Set exercise: Give back exactly the lines running from the line with "Type out the text in this image." to the end of the entries, and only those lines.

------------------------------

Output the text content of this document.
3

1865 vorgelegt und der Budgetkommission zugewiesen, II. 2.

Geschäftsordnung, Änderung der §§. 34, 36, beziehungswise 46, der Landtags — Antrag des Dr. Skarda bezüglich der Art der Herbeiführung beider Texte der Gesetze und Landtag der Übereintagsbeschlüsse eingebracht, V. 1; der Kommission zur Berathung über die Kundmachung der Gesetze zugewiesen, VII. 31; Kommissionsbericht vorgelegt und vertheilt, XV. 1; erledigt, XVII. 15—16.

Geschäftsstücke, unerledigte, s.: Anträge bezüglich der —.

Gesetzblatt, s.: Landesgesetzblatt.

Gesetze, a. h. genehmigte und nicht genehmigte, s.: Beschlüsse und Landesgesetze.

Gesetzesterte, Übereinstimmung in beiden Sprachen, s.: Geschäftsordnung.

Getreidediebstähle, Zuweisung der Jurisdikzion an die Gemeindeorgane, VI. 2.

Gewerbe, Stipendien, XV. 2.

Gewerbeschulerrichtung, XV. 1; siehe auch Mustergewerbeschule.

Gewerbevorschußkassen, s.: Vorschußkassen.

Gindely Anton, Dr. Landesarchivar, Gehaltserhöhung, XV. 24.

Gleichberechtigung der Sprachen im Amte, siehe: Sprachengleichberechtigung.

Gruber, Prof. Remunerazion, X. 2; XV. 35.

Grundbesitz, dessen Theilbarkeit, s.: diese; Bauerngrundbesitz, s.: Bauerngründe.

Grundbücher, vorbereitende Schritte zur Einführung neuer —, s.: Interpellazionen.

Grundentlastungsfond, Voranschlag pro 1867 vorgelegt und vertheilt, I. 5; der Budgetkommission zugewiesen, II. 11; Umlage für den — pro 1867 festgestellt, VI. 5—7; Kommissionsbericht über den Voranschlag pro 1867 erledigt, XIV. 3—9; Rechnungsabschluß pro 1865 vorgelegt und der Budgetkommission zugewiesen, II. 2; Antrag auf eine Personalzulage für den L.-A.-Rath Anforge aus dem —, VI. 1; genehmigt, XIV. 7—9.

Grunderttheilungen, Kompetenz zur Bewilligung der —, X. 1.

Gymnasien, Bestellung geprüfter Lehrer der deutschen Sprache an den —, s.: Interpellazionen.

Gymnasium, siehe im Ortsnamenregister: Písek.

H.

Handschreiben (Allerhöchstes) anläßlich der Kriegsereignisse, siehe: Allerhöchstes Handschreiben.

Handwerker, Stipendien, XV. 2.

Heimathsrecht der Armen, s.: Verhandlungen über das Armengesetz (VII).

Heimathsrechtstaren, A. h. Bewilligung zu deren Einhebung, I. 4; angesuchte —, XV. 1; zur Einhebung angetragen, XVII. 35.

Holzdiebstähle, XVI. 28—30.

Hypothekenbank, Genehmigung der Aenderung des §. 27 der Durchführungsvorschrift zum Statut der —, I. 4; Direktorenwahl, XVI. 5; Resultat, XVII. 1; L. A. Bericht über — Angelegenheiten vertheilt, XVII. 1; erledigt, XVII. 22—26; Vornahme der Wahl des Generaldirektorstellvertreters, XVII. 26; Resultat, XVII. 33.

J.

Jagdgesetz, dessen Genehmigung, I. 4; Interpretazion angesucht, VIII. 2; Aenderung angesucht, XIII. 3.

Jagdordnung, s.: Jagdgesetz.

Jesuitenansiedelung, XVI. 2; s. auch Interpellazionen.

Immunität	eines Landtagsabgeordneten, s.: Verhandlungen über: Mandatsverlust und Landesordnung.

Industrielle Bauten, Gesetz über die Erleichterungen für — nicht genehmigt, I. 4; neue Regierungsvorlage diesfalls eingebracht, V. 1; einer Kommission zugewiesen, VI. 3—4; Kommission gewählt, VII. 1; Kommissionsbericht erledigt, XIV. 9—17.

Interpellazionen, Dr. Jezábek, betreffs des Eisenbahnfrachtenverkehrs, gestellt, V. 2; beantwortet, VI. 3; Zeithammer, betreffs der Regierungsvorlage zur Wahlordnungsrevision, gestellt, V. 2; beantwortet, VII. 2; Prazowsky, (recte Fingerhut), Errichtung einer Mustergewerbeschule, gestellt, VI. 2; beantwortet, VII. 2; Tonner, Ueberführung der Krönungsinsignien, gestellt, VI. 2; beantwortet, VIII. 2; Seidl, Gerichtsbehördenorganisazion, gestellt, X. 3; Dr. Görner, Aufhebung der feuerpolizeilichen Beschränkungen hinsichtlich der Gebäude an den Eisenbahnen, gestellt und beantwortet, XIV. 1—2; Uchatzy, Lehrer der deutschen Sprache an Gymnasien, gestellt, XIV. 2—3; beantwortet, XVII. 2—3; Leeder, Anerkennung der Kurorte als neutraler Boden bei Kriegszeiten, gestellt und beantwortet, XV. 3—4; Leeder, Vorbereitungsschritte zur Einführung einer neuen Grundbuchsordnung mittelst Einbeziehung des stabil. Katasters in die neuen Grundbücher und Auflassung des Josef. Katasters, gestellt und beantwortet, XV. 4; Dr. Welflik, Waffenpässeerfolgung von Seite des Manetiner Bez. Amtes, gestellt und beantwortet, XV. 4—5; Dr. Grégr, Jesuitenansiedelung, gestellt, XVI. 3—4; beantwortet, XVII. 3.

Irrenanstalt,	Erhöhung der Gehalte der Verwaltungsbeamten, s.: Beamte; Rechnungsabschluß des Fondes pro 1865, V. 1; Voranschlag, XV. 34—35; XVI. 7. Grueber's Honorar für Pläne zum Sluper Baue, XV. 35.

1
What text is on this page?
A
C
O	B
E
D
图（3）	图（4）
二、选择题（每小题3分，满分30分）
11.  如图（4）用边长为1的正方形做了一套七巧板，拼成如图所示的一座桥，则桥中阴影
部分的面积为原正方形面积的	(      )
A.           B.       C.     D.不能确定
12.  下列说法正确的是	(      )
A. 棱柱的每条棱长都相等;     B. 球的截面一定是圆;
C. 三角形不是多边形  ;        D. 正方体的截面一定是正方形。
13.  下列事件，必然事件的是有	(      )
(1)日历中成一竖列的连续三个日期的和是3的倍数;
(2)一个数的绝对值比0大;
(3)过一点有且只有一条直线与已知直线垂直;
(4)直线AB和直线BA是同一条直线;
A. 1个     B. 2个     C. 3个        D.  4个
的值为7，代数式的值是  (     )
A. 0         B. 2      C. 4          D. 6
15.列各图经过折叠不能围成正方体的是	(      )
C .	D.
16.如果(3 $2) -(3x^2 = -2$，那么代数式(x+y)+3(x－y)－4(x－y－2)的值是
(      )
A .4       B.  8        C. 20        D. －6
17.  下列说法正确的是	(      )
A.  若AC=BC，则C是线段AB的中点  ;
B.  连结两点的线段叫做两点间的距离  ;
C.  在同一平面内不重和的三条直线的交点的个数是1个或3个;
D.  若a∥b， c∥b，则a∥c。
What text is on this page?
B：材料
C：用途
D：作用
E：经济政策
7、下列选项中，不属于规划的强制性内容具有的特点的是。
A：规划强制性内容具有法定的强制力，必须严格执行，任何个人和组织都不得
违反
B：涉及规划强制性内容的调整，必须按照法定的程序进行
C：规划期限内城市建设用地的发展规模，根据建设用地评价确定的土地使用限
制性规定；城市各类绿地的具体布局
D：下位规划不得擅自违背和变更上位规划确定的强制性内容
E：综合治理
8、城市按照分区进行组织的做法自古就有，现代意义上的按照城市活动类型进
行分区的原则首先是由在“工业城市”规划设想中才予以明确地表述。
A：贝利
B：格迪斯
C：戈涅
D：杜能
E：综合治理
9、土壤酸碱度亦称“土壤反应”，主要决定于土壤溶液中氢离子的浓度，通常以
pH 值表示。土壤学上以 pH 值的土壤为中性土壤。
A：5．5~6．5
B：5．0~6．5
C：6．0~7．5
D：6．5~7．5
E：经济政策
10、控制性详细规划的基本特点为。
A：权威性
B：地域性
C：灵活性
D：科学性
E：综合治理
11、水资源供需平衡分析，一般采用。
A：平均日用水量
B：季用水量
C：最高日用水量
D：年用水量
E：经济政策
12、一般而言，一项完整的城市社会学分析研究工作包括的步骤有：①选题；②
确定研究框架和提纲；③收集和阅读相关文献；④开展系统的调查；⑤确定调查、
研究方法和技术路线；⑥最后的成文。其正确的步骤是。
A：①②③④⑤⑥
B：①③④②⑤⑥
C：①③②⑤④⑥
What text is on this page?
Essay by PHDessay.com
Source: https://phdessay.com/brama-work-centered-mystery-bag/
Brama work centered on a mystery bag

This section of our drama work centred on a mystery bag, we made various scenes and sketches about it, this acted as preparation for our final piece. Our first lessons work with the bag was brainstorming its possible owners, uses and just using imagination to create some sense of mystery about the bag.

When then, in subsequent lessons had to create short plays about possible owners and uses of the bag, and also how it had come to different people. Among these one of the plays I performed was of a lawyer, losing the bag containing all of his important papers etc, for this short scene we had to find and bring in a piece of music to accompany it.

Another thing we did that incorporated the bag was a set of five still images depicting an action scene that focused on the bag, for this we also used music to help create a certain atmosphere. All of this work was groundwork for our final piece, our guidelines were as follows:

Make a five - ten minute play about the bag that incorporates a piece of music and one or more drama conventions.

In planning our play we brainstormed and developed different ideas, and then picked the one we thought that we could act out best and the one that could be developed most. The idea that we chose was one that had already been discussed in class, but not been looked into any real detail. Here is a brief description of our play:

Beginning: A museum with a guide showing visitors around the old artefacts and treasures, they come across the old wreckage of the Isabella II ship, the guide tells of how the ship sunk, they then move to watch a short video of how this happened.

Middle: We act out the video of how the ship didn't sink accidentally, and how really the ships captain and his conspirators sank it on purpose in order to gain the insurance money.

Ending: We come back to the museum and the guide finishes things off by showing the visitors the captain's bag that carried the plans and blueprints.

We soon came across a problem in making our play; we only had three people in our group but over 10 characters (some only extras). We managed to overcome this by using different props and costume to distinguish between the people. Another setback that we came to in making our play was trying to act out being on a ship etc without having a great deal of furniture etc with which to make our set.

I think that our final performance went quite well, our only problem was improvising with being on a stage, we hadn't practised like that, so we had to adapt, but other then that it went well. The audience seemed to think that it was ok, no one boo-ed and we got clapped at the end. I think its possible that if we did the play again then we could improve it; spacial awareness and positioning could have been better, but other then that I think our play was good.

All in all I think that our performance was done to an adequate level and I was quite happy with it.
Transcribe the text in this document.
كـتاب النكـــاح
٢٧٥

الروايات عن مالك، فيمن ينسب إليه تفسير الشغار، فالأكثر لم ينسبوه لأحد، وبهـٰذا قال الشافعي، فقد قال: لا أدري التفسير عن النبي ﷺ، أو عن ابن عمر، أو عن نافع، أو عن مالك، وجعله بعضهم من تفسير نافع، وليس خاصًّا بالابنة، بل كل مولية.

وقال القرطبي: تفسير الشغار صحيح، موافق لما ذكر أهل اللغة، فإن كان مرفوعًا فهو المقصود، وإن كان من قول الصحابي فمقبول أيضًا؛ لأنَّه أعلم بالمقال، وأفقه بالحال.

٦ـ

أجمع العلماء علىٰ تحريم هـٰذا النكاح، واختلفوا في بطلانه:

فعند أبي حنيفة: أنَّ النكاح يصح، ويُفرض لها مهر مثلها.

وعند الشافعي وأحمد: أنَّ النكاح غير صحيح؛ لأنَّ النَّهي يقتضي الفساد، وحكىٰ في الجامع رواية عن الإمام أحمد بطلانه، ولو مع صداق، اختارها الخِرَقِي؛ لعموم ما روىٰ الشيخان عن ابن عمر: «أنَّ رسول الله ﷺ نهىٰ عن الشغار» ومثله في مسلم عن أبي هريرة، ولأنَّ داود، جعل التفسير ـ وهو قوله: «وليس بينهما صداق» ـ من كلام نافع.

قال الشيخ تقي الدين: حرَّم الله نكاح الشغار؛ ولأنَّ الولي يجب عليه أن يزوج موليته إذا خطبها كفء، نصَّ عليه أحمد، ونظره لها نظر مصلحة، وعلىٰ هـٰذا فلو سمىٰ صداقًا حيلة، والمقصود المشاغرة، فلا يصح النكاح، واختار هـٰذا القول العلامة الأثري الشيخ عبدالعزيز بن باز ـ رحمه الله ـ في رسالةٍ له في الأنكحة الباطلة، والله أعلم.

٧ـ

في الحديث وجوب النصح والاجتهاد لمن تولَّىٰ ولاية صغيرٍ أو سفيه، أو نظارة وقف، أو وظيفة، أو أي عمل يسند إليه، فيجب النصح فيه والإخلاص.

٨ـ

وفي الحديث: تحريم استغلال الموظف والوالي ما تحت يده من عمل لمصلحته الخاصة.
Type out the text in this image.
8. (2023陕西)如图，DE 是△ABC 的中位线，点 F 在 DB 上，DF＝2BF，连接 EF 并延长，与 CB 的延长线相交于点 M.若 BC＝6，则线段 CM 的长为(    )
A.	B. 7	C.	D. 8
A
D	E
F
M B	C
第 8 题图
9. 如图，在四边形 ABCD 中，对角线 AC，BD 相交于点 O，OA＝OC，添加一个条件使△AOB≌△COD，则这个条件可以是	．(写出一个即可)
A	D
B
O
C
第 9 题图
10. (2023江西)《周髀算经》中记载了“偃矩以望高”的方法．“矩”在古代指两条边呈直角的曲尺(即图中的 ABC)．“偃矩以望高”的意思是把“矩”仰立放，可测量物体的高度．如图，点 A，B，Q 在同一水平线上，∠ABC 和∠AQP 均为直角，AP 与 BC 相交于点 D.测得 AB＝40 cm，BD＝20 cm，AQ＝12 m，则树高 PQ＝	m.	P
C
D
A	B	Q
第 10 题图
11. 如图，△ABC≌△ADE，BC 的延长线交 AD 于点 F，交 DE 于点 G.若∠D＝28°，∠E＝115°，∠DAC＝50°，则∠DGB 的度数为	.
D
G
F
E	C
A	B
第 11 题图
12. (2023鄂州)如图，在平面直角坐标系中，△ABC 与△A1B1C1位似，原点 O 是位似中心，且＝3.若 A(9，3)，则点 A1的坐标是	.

------------------------------

Completed task:
Type out the text in this image.
8. (2023陕西)如图，DE 是△ABC 的中位线，点 F 在 DB 上，DF＝2BF，连接 EF 并延长，与 CB 的延长线相交于点 M.若 BC＝6，则线段 CM 的长为(    )
A.	B. 7	C.	D. 8
A
D	E
F
M B	C
第 8 题图
9. 如图，在四边形 ABCD 中，对角线 AC，BD 相交于点 O，OA＝OC，添加一个条件使△AOB≌△COD，则这个条件可以是	．(写出一个即可)
A	D
B
O
C
第 9 题图
10. (2023江西)《周髀算经》中记载了“偃矩以望高”的方法．“矩”在古代指两条边呈直角的曲尺(即图中的 ABC)．“偃矩以望高”的意思是把“矩”仰立放，可测量物体的高度．如图，点 A，B，Q 在同一水平线上，∠ABC 和∠AQP 均为直角，AP 与 BC 相交于点 D.测得 AB＝40 cm，BD＝20 cm，AQ＝12 m，则树高 PQ＝	m.	P
C
D
A	B	Q
第 10 题图
11. 如图，△ABC≌△ADE，BC 的延长线交 AD 于点 F，交 DE 于点 G.若∠D＝28°，∠E＝115°，∠DAC＝50°，则∠DGB 的度数为	.
D
G
F
E	C
A	B
第 11 题图
12. (2023鄂州)如图，在平面直角坐标系中，△ABC 与△A1B1C1位似，原点 O 是位似中心，且＝3.若 A(9，3)，则点 A1的坐标是	.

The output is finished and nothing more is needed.